(Figure dataset records)
○ ○ ○ ○ ○ ○ ○

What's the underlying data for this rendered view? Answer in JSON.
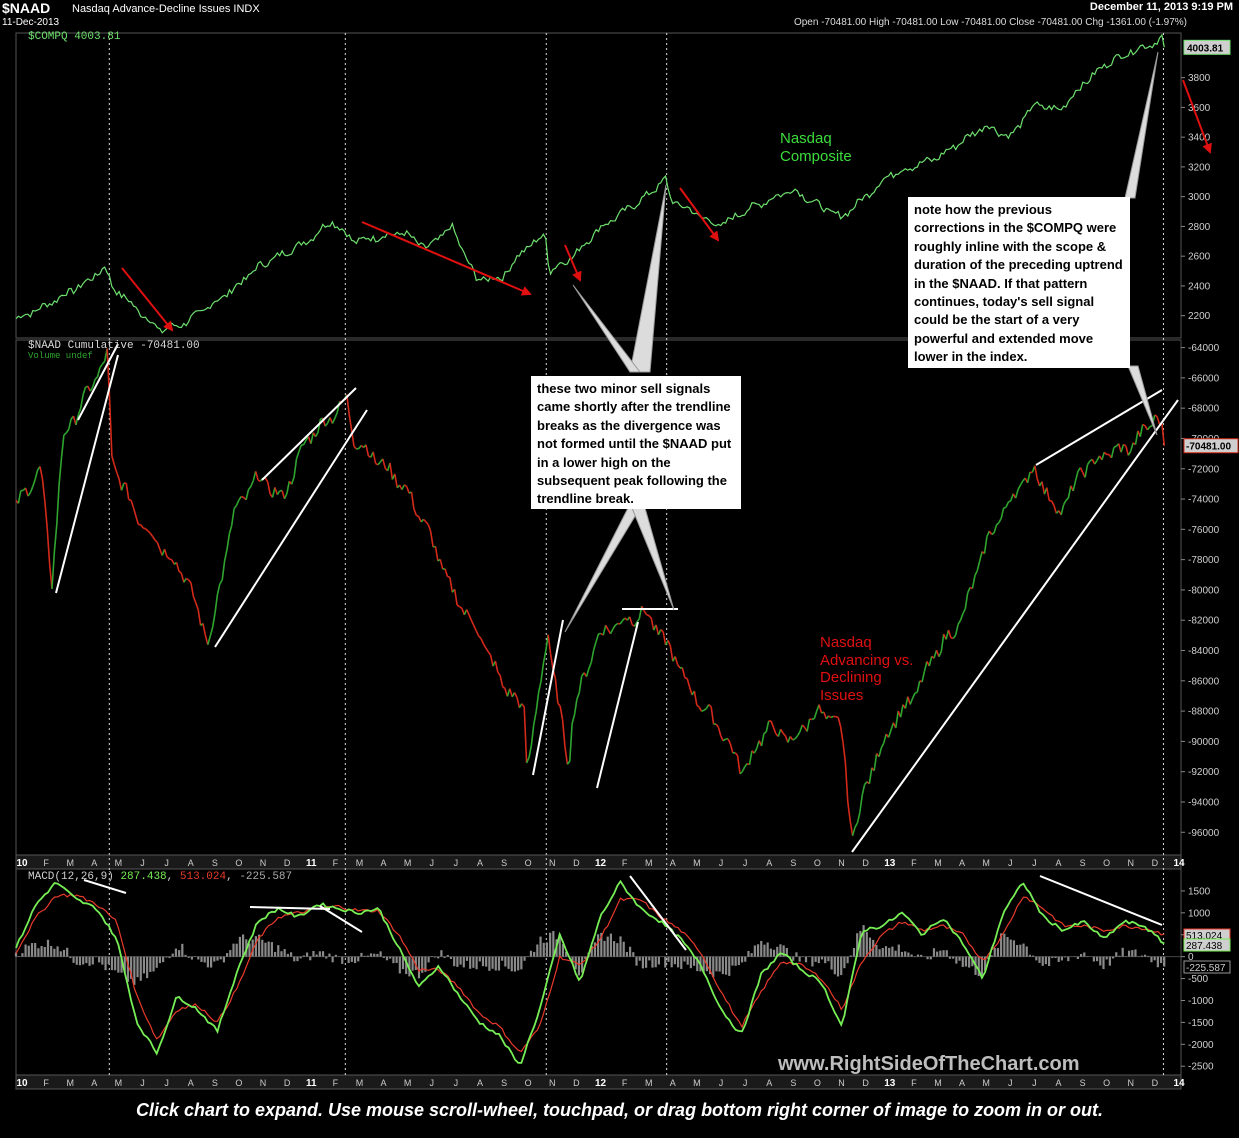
{
  "header": {
    "title": "$NAAD",
    "description": "Nasdaq Advance-Decline Issues INDX",
    "date": "11-Dec-2013",
    "timestamp": "December 11, 2013 9:19 PM",
    "ohlc": "Open -70481.00  High -70481.00  Low -70481.00  Close -70481.00  Chg -1361.00 (-1.97%)"
  },
  "colors": {
    "compq_line": "#6ee06e",
    "up_bar": "#2fa52f",
    "down_bar": "#d42a1a",
    "macd_line": "#77ee55",
    "signal_line": "#e83a2a",
    "histogram": "#8a8a8a",
    "annotation_arrow": "#e01010",
    "trendline": "#ffffff"
  },
  "annotations": {
    "note1": "these two minor sell signals came shortly after the trendline breaks as the divergence was not formed until the $NAAD put in a lower high  on the subsequent peak following the trendline break.",
    "note2": "note how the previous corrections in the $COMPQ were roughly inline with the scope & duration of the preceding uptrend in the $NAAD.  If that pattern continues, today's sell signal could be the start of a very powerful and extended move lower in the index.",
    "callout_compq": "Nasdaq\nComposite",
    "callout_naad": "Nasdaq\nAdvancing vs.\nDeclining\nIssues",
    "watermark": "www.RightSideOfTheChart.com",
    "footer": "Click chart to expand. Use mouse scroll-wheel, touchpad, or drag bottom right corner of image to zoom in or out."
  },
  "chart_data": [
    {
      "type": "line",
      "legend": "$COMPQ  4003.81",
      "last_value_label": "4003.81",
      "ylim": [
        2050,
        4100
      ],
      "y_ticks": [
        2200,
        2400,
        2600,
        2800,
        3000,
        3200,
        3400,
        3600,
        3800
      ],
      "x_dates": [
        "2010-01",
        "2010-02",
        "2010-04",
        "2010-04-23",
        "2010-05",
        "2010-07",
        "2010-08",
        "2010-10",
        "2010-11",
        "2011-01",
        "2011-02",
        "2011-03",
        "2011-05",
        "2011-06",
        "2011-07",
        "2011-08",
        "2011-09",
        "2011-10",
        "2011-10-27",
        "2011-11",
        "2011-12",
        "2012-01",
        "2012-03",
        "2012-03-26",
        "2012-04",
        "2012-06",
        "2012-07",
        "2012-09",
        "2012-10",
        "2012-11",
        "2012-12",
        "2013-01",
        "2013-03",
        "2013-05",
        "2013-06",
        "2013-07",
        "2013-08",
        "2013-09",
        "2013-10",
        "2013-11",
        "2013-12-01",
        "2013-12-09",
        "2013-12-11"
      ],
      "values": [
        2180,
        2250,
        2430,
        2530,
        2400,
        2100,
        2150,
        2380,
        2530,
        2700,
        2840,
        2700,
        2760,
        2650,
        2800,
        2450,
        2450,
        2650,
        2740,
        2500,
        2600,
        2780,
        3000,
        3120,
        2980,
        2800,
        2900,
        3050,
        2950,
        2860,
        3000,
        3150,
        3260,
        3480,
        3400,
        3620,
        3580,
        3760,
        3900,
        3980,
        4040,
        4070,
        4003.81
      ]
    },
    {
      "type": "bar",
      "legend": "$NAAD  Cumulative -70481.00",
      "sublegend": "Volume undef",
      "last_value_label": "-70481.00",
      "ylim": [
        -97500,
        -63500
      ],
      "y_ticks": [
        -64000,
        -66000,
        -68000,
        -70000,
        -72000,
        -74000,
        -76000,
        -78000,
        -80000,
        -82000,
        -84000,
        -86000,
        -88000,
        -90000,
        -92000,
        -94000,
        -96000
      ],
      "x_dates": [
        "2010-01",
        "2010-02",
        "2010-02-15",
        "2010-03",
        "2010-04",
        "2010-04-26",
        "2010-05",
        "2010-06",
        "2010-07",
        "2010-08",
        "2010-08-31",
        "2010-10",
        "2010-11",
        "2010-12",
        "2011-01",
        "2011-02",
        "2011-02-20",
        "2011-03",
        "2011-04",
        "2011-05",
        "2011-06",
        "2011-07",
        "2011-08",
        "2011-09",
        "2011-10",
        "2011-10-04",
        "2011-10-31",
        "2011-11",
        "2011-11-25",
        "2011-12",
        "2012-01",
        "2012-02",
        "2012-03",
        "2012-04",
        "2012-05",
        "2012-06",
        "2012-07",
        "2012-08",
        "2012-09",
        "2012-10",
        "2012-11",
        "2012-11-15",
        "2012-12",
        "2013-01",
        "2013-02",
        "2013-03",
        "2013-04",
        "2013-05",
        "2013-06",
        "2013-07",
        "2013-08",
        "2013-09",
        "2013-10",
        "2013-11",
        "2013-12-01",
        "2013-12-06",
        "2013-12-11"
      ],
      "values": [
        -74500,
        -72000,
        -79500,
        -70000,
        -67000,
        -64500,
        -71500,
        -75000,
        -77000,
        -79000,
        -83500,
        -75000,
        -72500,
        -74000,
        -70000,
        -68500,
        -67500,
        -70000,
        -71500,
        -73000,
        -76000,
        -80000,
        -82500,
        -86000,
        -88000,
        -92000,
        -82500,
        -84000,
        -91500,
        -88000,
        -83000,
        -82000,
        -81500,
        -84000,
        -87000,
        -89000,
        -92000,
        -89000,
        -90000,
        -88000,
        -89000,
        -96500,
        -93000,
        -89000,
        -87000,
        -84000,
        -82000,
        -77000,
        -74000,
        -72000,
        -75000,
        -72000,
        -71000,
        -70500,
        -68500,
        -69000,
        -70481
      ]
    },
    {
      "type": "line",
      "legend_macd": "MACD(12,26,9)",
      "legend_v1": "287.438",
      "legend_v2": "513.024",
      "legend_v3": "-225.587",
      "ylim": [
        -2700,
        2000
      ],
      "y_ticks": [
        1500,
        1000,
        500,
        0,
        -500,
        -1000,
        -1500,
        -2000,
        -2500
      ],
      "last_values": [
        "513.024",
        "287.438",
        "-225.587"
      ],
      "series": [
        {
          "values": [
            200,
            1200,
            1700,
            1300,
            1100,
            400,
            -1500,
            -2200,
            -900,
            -1200,
            -1700,
            -300,
            800,
            1100,
            900,
            1200,
            1100,
            1000,
            1100,
            200,
            -700,
            -200,
            -900,
            -1500,
            -1800,
            -2500,
            -1200,
            500,
            -600,
            900,
            1700,
            1100,
            800,
            400,
            -200,
            -1200,
            -1800,
            -400,
            100,
            -300,
            -600,
            -1600,
            600,
            700,
            1000,
            500,
            900,
            300,
            -500,
            1000,
            1700,
            900,
            600,
            800,
            400,
            800,
            700,
            300
          ]
        },
        {
          "values": [
            100,
            900,
            1400,
            1400,
            1200,
            800,
            -900,
            -1900,
            -1200,
            -1100,
            -1500,
            -700,
            400,
            900,
            1000,
            1100,
            1150,
            1050,
            1050,
            500,
            -300,
            -300,
            -700,
            -1300,
            -1600,
            -2200,
            -1600,
            0,
            -200,
            400,
            1300,
            1300,
            900,
            600,
            100,
            -800,
            -1600,
            -800,
            -100,
            -200,
            -500,
            -1200,
            -100,
            500,
            800,
            600,
            700,
            500,
            -100,
            500,
            1400,
            1100,
            700,
            700,
            600,
            700,
            650,
            513
          ]
        },
        {
          "values": [
            100,
            300,
            300,
            -100,
            -100,
            -400,
            -600,
            -300,
            300,
            -100,
            -200,
            400,
            400,
            200,
            -100,
            100,
            -50,
            -50,
            50,
            -300,
            -400,
            100,
            -200,
            -200,
            -200,
            -300,
            400,
            500,
            -400,
            500,
            400,
            -200,
            -100,
            -200,
            -300,
            -400,
            -200,
            400,
            200,
            -100,
            -100,
            -400,
            700,
            200,
            200,
            -100,
            200,
            -200,
            -400,
            500,
            300,
            -200,
            -100,
            100,
            -200,
            100,
            50,
            -226
          ]
        }
      ]
    }
  ],
  "x_axis": {
    "labels": [
      "10",
      "F",
      "M",
      "A",
      "M",
      "J",
      "J",
      "A",
      "S",
      "O",
      "N",
      "D",
      "11",
      "F",
      "M",
      "A",
      "M",
      "J",
      "J",
      "A",
      "S",
      "O",
      "N",
      "D",
      "12",
      "F",
      "M",
      "A",
      "M",
      "J",
      "J",
      "A",
      "S",
      "O",
      "N",
      "D",
      "13",
      "F",
      "M",
      "A",
      "M",
      "J",
      "J",
      "A",
      "S",
      "O",
      "N",
      "D",
      "14"
    ]
  }
}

○ ○ ○ ○ ○ ○ ○

PROBLEM REQUIREMENTS
Copy out each line of the material that holds the word "sell".

RESPONSE FOR THIS EXERCISE
    "note1": "these two minor sell signals came shortly after the trendline breaks as the divergence was not formed until the $NAAD put in a lower high  on the subsequent peak following the trendline break.",
    "note2": "note how the previous corrections in the $COMPQ were roughly inline with the scope & duration of the preceding uptrend in the $NAAD.  If that pattern continues, today's sell signal could be the start of a very powerful and extended move lower in the index.",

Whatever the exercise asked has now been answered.